### The task
Where a line contains the word "REPORT", copy that line.

***** Material shown *****

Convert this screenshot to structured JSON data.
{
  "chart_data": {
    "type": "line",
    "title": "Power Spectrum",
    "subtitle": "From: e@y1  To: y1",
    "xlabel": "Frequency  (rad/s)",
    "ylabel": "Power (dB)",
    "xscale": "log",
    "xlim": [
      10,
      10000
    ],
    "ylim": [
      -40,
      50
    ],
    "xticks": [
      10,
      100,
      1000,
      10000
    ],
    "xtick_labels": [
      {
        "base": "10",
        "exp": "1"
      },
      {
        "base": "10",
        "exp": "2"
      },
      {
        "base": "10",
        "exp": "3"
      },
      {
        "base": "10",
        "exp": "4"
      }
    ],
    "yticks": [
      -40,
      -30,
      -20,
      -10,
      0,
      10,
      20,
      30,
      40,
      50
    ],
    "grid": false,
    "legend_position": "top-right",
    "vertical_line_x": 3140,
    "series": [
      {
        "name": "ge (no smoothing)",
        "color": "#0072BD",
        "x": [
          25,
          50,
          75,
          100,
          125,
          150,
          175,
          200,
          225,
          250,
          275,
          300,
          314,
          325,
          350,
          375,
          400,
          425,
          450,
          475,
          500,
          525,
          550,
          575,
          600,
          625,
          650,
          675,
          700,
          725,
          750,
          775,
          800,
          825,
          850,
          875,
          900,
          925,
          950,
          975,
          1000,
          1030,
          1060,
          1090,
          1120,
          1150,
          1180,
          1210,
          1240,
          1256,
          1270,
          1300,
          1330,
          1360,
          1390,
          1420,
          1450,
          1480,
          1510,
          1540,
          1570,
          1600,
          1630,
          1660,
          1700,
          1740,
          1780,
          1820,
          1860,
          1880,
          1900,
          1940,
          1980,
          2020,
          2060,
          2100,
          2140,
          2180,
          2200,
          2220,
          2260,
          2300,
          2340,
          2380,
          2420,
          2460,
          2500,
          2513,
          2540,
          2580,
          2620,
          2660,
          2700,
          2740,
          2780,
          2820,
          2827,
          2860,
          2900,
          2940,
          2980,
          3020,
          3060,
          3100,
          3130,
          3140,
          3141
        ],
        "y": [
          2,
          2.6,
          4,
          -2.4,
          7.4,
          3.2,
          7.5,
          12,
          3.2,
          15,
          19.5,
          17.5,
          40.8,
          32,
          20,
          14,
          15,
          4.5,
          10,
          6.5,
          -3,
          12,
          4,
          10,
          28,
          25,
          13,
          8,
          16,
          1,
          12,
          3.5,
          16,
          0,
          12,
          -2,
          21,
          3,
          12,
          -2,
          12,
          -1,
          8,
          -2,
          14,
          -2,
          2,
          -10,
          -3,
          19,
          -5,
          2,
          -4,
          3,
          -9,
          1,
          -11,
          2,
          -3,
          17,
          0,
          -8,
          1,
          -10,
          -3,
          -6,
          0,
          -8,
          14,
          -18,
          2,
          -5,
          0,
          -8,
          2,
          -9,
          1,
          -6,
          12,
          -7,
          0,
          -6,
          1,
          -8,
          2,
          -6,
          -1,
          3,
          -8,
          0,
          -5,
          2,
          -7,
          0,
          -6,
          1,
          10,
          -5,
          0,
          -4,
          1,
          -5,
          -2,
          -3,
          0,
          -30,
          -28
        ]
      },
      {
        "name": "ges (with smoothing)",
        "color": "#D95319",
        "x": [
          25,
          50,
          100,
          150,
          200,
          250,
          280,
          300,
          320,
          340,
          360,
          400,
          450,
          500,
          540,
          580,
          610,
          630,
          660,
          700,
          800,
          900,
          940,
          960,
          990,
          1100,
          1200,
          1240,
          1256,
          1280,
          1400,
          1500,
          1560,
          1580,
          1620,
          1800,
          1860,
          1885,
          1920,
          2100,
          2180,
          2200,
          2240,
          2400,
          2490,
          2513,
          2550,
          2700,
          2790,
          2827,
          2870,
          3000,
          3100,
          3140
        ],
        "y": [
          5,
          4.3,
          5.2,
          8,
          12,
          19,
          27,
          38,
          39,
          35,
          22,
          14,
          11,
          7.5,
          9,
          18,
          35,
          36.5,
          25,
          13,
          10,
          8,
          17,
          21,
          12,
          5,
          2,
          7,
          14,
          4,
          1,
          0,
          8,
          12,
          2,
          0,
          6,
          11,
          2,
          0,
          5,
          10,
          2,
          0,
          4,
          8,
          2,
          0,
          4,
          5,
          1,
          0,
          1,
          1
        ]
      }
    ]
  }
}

*****
***** Material shown *****

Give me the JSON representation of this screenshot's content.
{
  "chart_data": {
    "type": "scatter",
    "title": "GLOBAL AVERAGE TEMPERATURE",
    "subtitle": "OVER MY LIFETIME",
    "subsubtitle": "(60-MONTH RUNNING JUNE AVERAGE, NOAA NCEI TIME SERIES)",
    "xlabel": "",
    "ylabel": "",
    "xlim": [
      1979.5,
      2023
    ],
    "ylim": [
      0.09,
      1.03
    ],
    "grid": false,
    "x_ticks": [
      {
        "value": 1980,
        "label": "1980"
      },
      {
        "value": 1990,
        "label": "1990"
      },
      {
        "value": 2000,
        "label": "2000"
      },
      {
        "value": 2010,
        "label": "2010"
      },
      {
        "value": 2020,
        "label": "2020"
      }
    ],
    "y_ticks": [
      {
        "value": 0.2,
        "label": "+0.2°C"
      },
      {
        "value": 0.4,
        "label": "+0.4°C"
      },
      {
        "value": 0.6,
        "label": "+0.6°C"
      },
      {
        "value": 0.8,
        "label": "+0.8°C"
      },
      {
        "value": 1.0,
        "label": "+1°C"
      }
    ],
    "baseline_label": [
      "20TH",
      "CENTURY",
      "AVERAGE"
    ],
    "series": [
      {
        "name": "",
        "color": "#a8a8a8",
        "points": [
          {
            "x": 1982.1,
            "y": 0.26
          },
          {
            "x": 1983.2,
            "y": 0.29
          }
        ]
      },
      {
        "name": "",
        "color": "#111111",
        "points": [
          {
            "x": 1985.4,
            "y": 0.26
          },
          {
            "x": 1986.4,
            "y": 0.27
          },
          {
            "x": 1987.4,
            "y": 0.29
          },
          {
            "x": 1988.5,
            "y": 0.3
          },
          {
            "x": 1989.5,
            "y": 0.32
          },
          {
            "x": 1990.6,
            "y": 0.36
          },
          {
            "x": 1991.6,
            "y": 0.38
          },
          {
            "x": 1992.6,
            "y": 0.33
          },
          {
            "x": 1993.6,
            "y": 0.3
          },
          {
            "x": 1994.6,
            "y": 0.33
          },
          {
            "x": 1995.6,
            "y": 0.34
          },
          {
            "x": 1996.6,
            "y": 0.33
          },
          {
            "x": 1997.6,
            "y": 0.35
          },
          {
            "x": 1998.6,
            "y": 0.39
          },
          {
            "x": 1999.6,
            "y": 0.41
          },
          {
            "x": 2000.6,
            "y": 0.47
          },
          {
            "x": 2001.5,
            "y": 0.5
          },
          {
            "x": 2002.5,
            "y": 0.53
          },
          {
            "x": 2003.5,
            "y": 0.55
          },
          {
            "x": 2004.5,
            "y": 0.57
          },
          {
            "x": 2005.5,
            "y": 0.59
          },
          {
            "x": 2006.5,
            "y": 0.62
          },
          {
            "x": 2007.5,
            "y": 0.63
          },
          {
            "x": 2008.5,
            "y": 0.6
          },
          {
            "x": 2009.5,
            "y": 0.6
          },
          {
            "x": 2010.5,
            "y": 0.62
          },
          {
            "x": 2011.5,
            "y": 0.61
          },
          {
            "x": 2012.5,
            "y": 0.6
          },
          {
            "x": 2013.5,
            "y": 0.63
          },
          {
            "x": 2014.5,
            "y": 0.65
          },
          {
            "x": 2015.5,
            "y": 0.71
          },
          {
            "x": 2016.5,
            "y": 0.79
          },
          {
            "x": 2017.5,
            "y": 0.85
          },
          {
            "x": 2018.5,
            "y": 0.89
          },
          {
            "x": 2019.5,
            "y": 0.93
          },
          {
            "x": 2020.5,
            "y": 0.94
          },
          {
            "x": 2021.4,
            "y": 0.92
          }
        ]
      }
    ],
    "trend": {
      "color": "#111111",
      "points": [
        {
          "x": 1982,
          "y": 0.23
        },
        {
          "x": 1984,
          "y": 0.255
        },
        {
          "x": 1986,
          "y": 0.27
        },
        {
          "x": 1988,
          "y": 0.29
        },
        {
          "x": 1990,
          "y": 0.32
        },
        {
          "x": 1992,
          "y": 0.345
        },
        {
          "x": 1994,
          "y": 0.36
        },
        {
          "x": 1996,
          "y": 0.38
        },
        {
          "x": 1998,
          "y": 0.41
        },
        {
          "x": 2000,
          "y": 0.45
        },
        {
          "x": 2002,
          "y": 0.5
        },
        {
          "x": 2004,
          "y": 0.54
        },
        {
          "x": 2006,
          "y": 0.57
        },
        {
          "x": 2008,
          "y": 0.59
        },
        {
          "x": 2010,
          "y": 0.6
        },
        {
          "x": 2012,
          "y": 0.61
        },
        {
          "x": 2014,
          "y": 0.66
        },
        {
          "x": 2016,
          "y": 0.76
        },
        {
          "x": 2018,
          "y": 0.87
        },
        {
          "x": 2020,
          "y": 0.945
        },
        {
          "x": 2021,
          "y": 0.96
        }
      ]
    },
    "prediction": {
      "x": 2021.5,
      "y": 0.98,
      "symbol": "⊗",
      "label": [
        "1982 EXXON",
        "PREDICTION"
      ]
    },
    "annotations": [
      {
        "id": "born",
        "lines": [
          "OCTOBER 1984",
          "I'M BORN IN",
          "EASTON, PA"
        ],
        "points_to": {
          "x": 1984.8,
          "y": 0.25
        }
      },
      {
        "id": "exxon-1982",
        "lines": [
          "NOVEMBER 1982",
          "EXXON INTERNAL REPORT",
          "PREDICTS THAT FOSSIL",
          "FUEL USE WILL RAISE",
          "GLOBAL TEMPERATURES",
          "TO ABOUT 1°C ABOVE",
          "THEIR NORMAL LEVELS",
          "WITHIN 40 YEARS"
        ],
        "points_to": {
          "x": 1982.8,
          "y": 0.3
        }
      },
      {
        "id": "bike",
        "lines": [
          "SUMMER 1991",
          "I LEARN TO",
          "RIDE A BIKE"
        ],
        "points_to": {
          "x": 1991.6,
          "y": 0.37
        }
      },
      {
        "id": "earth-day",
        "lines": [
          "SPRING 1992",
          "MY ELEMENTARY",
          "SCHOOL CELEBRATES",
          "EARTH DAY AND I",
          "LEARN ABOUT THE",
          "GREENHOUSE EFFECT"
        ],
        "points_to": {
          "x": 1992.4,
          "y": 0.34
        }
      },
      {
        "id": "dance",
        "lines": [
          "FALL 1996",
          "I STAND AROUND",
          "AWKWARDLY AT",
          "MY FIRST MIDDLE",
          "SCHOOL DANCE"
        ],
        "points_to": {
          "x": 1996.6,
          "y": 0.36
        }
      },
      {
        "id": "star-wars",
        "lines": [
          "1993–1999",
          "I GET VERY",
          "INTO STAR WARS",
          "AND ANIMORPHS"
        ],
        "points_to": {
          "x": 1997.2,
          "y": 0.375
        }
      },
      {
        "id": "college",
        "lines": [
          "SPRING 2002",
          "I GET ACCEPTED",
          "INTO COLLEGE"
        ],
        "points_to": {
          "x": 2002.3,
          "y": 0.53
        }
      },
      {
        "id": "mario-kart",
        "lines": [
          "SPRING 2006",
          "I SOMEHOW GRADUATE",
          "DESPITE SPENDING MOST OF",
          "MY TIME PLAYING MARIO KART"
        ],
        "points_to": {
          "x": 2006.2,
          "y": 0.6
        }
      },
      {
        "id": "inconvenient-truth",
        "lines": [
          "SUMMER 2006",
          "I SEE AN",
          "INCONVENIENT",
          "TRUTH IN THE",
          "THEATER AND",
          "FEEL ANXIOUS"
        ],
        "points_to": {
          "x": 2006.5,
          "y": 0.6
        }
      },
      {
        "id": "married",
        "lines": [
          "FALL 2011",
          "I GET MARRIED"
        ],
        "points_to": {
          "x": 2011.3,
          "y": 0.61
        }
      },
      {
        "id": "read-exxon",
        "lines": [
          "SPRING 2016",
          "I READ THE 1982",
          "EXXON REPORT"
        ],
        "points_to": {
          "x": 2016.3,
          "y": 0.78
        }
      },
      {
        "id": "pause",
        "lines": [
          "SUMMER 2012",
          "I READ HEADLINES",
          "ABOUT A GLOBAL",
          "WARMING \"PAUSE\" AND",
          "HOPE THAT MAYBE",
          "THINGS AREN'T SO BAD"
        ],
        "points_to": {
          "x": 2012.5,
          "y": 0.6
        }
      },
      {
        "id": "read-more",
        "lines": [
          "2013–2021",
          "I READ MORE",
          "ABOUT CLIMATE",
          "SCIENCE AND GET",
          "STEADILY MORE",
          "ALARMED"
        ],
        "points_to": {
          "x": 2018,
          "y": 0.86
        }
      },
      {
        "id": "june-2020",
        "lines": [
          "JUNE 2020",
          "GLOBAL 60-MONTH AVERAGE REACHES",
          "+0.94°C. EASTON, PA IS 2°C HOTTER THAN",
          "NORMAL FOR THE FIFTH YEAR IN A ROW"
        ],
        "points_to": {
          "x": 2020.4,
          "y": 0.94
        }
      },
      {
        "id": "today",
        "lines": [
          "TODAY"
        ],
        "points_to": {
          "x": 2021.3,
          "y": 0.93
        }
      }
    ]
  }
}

*****

### Correct response
          "EXXON INTERNAL REPORT",
          "EXXON REPORT"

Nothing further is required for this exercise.